Listed records |

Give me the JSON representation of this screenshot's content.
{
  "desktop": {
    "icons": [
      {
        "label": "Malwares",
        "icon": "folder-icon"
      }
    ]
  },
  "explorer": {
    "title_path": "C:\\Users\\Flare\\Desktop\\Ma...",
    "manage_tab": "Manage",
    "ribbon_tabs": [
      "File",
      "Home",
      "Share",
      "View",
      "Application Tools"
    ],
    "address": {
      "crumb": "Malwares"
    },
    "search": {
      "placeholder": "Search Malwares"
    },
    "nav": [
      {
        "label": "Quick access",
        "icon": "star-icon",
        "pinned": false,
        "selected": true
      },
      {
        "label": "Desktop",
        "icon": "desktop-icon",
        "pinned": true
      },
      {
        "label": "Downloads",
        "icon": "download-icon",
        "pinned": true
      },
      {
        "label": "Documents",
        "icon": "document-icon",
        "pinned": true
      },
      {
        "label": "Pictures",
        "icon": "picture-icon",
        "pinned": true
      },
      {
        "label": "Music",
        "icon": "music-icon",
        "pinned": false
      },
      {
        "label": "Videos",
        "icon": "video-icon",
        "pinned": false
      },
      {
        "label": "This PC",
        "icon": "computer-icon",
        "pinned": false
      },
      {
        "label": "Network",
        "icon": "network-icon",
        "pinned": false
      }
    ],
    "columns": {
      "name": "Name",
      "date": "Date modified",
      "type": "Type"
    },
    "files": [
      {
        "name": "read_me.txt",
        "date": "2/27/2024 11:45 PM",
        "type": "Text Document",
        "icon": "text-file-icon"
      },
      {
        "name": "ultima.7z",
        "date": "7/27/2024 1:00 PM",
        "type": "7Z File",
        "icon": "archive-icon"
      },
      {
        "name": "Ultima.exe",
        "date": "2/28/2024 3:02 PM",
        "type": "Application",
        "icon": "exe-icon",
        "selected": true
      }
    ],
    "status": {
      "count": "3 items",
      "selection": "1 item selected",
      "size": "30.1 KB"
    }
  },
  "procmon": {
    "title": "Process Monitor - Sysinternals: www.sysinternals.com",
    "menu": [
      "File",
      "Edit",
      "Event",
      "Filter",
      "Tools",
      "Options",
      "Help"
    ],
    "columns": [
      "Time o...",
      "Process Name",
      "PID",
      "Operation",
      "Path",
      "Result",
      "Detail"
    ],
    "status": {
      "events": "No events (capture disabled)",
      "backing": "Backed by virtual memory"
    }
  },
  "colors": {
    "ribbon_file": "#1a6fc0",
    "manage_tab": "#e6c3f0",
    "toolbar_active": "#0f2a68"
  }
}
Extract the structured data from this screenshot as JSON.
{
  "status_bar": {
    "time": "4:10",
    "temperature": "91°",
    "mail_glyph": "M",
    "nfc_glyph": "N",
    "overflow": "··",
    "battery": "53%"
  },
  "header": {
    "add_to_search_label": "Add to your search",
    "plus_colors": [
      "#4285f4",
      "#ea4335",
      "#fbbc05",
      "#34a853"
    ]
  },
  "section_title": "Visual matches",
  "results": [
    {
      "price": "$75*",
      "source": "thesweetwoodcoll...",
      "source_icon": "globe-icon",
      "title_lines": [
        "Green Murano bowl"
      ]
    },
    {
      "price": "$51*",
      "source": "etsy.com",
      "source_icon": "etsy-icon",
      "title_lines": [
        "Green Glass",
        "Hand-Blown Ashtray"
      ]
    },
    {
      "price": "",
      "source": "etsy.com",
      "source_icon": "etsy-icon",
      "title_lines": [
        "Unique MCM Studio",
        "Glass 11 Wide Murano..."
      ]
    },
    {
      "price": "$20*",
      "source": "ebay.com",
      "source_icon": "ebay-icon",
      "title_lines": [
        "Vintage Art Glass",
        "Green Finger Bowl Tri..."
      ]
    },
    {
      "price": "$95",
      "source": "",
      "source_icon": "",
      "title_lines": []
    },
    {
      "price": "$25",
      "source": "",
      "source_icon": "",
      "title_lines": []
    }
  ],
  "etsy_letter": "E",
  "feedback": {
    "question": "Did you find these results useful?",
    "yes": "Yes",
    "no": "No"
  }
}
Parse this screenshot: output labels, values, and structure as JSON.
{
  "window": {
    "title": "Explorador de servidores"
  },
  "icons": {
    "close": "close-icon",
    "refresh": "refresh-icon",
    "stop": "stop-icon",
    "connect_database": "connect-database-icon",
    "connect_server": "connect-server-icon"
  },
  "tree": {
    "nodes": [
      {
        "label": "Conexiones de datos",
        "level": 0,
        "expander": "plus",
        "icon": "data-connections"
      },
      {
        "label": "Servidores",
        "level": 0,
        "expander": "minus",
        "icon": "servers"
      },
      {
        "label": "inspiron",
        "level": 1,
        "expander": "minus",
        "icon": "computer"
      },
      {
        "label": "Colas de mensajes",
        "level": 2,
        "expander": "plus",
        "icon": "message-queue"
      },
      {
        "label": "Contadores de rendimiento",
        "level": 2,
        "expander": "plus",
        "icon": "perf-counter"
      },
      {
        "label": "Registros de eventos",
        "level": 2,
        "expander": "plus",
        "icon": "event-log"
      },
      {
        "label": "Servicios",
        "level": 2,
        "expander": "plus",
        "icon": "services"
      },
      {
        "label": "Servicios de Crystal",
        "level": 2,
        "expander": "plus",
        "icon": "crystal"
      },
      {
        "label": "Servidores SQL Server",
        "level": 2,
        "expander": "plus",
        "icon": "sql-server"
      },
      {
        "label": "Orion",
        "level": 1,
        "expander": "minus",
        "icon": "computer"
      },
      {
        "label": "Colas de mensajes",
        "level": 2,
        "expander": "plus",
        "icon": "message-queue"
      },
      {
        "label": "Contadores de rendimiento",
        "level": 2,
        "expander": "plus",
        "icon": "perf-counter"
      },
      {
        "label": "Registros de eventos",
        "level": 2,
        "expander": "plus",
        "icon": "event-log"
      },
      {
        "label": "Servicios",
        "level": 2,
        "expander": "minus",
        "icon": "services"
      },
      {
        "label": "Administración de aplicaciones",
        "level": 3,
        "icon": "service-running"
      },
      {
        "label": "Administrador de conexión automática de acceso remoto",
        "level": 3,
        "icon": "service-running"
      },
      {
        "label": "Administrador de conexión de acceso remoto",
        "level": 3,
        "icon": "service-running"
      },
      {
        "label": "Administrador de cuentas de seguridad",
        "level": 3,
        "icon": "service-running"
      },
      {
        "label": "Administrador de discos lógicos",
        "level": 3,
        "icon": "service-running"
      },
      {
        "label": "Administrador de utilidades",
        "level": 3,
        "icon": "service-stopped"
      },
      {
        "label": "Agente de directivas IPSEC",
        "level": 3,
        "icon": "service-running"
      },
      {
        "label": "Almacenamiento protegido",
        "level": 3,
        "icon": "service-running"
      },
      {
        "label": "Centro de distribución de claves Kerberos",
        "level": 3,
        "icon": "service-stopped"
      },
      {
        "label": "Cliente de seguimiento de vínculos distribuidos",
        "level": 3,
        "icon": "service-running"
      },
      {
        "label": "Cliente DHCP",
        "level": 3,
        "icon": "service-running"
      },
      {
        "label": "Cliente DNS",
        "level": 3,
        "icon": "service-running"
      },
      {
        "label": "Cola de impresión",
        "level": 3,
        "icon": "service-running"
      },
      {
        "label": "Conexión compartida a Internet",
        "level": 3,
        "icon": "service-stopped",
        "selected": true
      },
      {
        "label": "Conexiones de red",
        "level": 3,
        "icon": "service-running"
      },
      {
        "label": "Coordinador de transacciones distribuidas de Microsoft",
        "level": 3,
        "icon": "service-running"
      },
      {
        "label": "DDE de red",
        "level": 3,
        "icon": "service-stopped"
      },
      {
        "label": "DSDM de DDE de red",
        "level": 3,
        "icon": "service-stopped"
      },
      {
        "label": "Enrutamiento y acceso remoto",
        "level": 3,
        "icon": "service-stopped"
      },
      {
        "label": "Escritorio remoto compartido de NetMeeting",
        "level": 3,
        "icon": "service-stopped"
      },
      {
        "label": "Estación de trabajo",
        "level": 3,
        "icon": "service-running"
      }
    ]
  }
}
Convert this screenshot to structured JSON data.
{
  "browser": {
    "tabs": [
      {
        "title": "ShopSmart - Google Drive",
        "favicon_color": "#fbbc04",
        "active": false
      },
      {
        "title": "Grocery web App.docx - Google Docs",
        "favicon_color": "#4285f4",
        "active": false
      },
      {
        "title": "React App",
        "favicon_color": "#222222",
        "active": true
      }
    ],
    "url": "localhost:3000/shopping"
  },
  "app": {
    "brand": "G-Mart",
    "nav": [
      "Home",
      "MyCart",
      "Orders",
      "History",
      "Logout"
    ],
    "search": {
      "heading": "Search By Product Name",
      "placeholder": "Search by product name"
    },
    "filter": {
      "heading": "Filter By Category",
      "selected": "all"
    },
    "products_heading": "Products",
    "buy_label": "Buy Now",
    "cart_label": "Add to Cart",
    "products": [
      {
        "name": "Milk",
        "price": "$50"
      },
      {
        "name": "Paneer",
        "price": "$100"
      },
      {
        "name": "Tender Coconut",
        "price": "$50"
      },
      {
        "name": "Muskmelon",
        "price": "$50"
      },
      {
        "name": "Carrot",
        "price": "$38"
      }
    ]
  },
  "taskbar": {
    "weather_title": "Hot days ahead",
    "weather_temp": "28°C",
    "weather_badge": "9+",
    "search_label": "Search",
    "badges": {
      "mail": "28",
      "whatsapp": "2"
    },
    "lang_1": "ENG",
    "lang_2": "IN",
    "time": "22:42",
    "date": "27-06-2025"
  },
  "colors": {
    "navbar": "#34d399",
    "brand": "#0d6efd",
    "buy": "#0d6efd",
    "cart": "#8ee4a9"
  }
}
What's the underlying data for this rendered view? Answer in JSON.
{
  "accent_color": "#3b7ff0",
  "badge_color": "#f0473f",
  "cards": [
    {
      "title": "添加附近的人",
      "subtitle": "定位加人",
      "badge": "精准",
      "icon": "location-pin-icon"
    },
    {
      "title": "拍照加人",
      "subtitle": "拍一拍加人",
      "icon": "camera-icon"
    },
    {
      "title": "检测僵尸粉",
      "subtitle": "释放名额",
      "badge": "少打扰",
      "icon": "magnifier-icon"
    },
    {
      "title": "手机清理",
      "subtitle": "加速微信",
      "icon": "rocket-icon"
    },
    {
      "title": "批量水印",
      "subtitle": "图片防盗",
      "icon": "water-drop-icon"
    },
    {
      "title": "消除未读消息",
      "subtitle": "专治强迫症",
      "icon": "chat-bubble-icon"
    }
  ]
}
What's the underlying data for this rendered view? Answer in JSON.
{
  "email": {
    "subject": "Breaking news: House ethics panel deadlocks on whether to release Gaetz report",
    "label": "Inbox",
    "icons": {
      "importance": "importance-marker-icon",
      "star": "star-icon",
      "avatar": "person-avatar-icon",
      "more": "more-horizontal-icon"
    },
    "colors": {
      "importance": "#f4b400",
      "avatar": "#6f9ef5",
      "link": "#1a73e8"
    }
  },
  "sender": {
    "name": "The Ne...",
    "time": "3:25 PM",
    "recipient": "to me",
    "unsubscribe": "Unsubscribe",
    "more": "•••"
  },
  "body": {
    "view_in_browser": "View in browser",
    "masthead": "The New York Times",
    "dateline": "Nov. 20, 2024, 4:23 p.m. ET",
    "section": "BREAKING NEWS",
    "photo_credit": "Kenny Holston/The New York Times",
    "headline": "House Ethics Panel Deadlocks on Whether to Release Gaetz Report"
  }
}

Exercise goal |
Write down only how many lines in the listing contain the word "importance".

Correct output |
2